# [Set problem]
Identify all lines in the listing that include the word "Aktion", and copy them out.

--- BEGIN ---

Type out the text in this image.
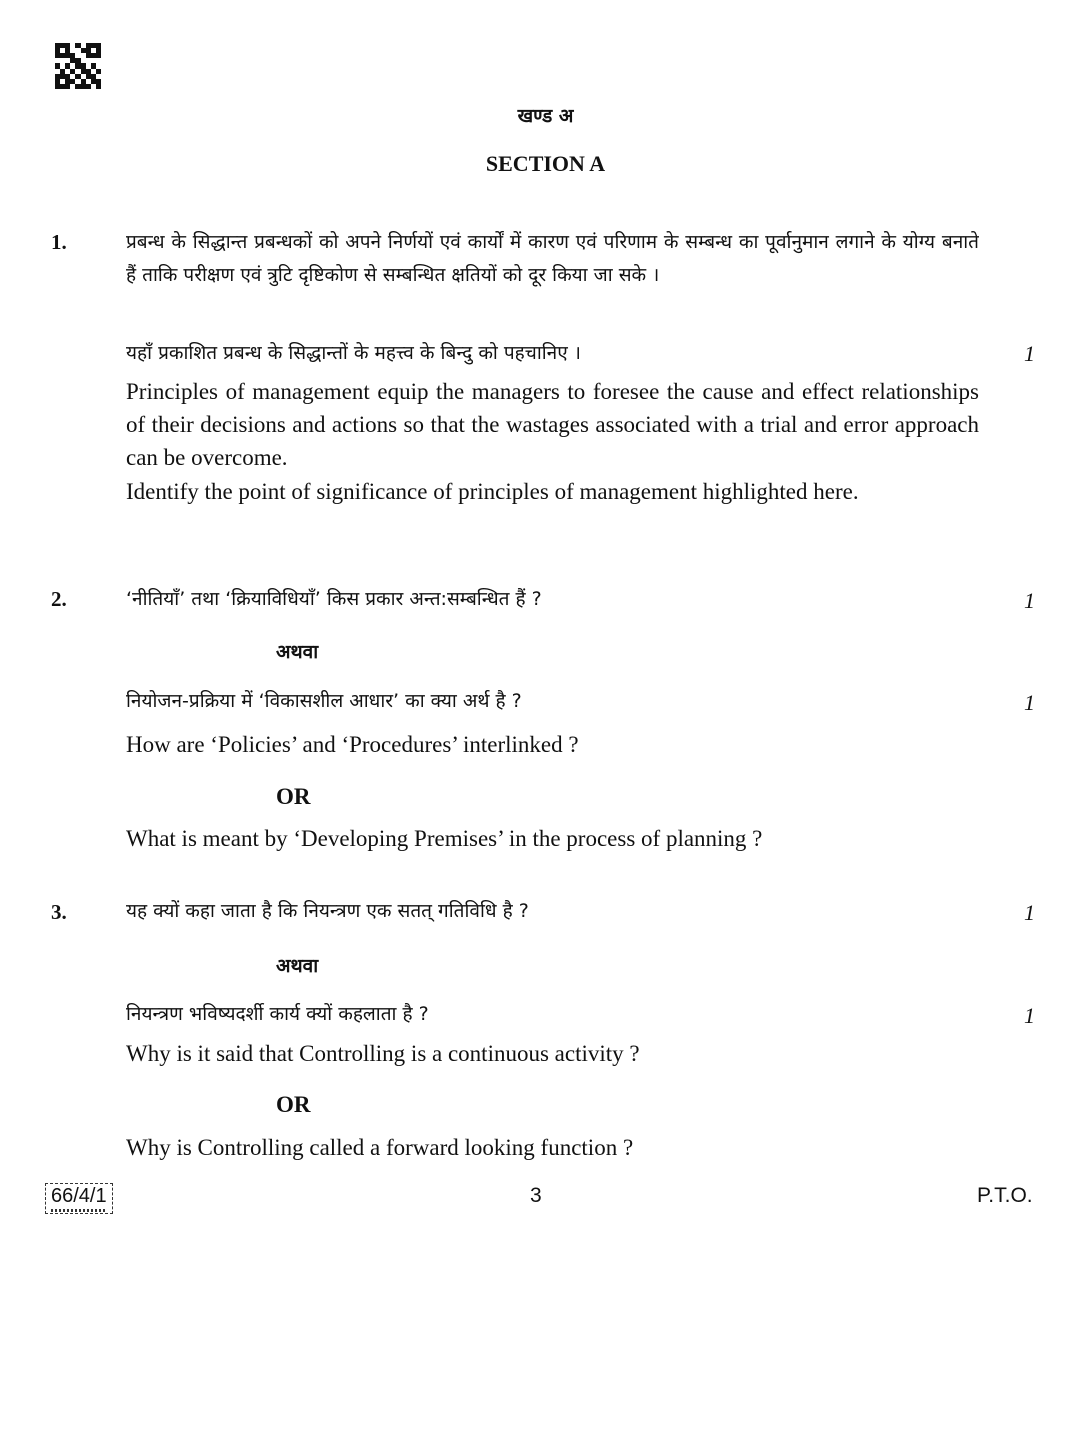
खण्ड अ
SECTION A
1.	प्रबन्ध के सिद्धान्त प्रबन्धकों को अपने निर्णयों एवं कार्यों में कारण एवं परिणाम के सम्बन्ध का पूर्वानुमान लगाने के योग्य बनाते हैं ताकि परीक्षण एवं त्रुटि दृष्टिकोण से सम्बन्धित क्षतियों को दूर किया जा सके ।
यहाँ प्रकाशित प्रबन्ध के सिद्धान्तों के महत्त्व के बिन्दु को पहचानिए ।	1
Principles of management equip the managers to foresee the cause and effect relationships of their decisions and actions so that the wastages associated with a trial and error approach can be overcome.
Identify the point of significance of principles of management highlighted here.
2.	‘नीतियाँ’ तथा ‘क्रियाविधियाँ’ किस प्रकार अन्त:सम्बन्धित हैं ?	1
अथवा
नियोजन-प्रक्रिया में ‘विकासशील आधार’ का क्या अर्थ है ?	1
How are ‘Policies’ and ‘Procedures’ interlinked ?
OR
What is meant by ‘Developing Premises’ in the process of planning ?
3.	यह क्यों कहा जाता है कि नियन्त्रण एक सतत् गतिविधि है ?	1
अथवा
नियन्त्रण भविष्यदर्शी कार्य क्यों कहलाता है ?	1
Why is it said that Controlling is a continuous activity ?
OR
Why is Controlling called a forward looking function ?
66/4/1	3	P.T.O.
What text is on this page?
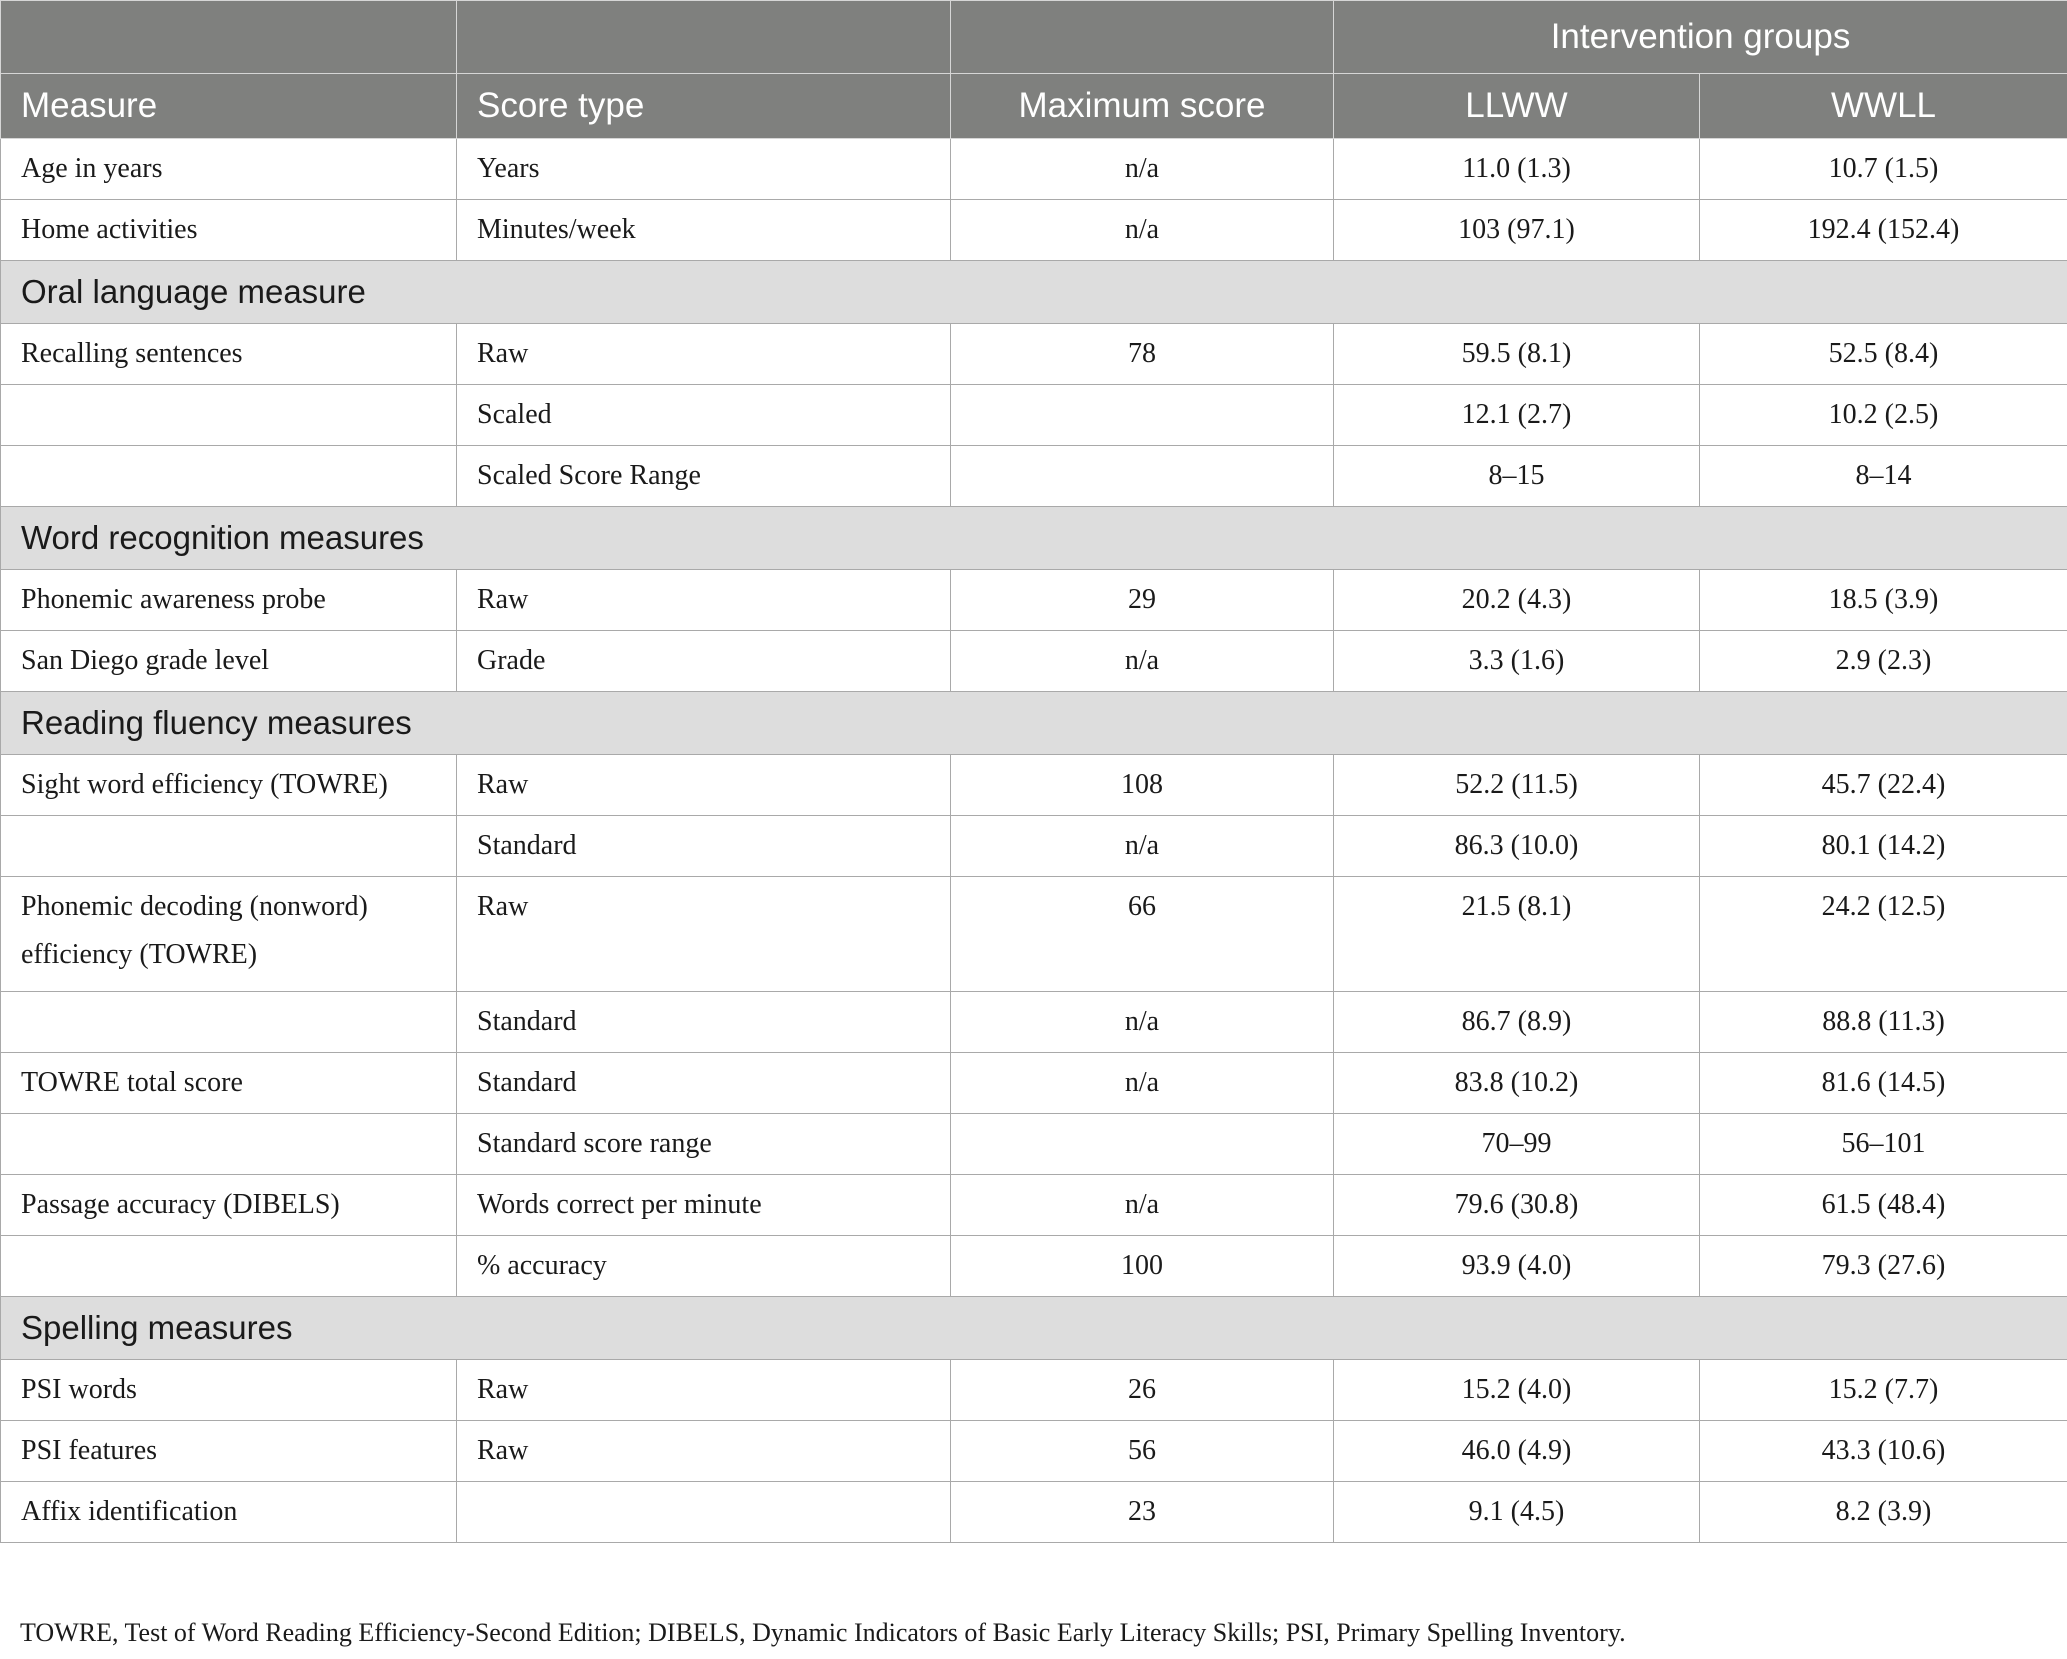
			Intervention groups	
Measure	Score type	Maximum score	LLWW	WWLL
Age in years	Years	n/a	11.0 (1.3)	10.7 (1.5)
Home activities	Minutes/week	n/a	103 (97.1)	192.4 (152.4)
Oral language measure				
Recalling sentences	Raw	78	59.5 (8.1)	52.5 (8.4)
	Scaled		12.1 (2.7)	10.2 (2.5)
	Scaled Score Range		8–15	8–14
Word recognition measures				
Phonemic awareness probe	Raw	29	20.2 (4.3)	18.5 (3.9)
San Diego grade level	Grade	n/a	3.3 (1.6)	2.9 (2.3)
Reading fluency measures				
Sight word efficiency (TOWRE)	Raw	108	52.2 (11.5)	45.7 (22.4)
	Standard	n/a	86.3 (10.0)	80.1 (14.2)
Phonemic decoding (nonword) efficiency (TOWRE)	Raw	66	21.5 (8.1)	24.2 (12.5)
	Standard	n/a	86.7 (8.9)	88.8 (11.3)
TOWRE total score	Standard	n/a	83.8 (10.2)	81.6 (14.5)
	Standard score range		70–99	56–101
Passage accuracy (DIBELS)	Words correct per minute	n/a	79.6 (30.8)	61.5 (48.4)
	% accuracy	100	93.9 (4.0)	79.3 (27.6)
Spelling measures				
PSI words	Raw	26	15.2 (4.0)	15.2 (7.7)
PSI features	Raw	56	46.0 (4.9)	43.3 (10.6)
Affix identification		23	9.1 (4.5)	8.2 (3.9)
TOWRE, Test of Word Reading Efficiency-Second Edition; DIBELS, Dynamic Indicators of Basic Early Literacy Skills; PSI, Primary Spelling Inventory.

--- END ---
--- BEGIN ---

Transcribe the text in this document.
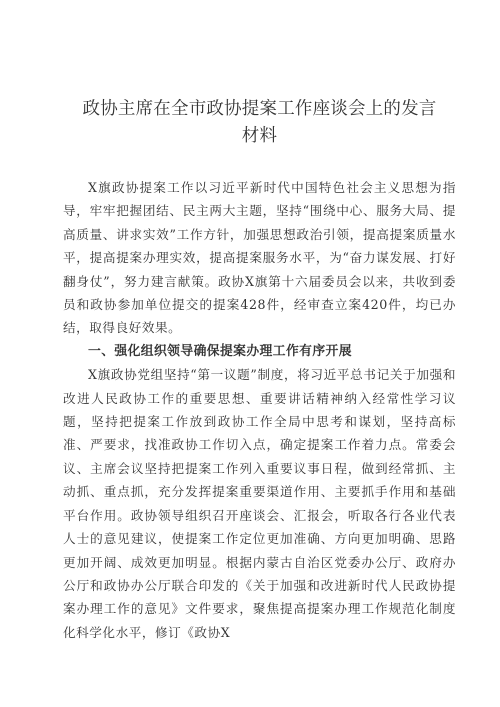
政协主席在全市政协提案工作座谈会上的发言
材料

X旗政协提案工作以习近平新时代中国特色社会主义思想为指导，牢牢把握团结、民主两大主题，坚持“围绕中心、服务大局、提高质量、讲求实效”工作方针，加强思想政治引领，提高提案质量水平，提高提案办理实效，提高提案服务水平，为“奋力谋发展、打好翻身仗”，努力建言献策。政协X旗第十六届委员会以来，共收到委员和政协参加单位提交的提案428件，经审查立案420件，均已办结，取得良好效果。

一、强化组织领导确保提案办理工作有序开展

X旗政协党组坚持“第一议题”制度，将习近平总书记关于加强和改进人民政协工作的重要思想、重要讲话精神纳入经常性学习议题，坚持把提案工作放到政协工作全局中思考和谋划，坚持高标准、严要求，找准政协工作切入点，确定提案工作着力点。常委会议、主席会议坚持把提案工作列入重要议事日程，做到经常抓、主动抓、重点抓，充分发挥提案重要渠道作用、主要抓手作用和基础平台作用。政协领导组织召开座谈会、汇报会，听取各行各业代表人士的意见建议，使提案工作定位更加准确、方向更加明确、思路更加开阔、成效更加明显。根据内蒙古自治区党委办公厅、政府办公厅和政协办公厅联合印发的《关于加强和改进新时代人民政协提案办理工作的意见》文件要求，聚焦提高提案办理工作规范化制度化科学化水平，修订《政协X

--- END ---
--- BEGIN ---

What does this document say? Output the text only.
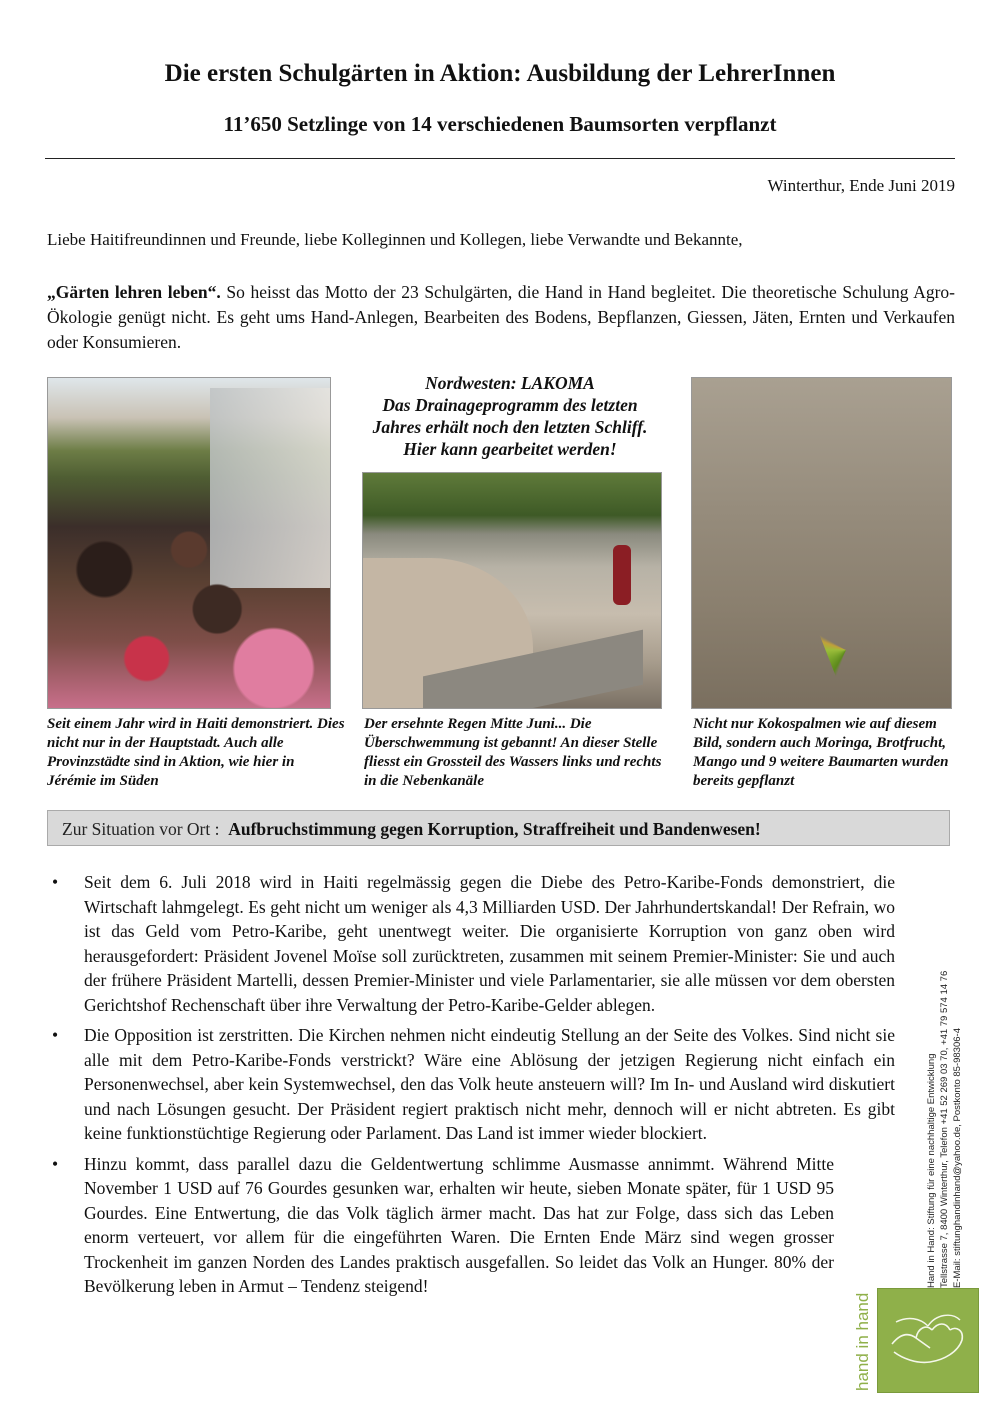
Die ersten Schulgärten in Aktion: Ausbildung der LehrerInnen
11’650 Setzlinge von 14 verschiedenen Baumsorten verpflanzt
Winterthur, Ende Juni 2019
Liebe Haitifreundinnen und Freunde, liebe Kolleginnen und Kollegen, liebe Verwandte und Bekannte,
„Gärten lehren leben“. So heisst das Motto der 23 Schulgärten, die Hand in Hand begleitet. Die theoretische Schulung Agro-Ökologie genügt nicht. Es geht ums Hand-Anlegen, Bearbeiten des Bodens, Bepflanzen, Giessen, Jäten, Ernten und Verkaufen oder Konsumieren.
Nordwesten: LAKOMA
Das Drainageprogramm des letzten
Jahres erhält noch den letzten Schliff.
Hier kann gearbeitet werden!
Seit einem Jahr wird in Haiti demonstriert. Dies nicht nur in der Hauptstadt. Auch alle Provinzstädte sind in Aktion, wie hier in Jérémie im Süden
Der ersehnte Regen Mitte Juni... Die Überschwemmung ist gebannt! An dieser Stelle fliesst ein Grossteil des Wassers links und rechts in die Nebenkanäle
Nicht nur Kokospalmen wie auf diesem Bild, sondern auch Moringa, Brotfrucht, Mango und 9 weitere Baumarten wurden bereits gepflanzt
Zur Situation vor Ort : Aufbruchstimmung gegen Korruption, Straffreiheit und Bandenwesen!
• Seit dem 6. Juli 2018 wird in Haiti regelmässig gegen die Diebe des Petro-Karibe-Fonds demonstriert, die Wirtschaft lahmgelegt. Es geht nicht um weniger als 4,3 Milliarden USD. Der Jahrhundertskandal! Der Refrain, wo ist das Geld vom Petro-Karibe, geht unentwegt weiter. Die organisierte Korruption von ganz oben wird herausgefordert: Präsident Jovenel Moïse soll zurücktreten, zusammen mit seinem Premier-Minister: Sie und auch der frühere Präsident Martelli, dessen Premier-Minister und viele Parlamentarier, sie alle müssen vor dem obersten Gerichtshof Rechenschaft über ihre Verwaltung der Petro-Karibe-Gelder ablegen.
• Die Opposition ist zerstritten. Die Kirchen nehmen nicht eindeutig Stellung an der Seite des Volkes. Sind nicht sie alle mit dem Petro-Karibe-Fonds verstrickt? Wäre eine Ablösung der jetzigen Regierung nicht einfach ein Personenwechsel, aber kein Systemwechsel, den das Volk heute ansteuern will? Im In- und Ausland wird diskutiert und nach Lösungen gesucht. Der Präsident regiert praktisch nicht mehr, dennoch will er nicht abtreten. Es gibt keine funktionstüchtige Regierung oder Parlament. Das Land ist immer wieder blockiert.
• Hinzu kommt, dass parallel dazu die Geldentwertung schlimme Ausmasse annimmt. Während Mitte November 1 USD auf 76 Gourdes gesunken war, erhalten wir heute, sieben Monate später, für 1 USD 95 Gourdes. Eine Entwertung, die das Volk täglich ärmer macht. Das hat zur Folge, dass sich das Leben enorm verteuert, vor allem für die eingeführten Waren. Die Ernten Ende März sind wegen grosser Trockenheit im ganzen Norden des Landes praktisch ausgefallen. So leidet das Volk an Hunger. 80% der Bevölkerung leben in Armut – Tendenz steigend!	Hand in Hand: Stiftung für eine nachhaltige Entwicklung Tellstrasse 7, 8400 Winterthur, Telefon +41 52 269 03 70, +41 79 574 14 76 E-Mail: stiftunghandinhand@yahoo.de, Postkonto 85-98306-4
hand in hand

--- END ---

# [Worked solution]
Die ersten Schulgärten in Aktion: Ausbildung der LehrerInnen
Seit einem Jahr wird in Haiti demonstriert. Dies nicht nur in der Hauptstadt. Auch alle Provinzstädte sind in Aktion, wie hier in Jérémie im Süden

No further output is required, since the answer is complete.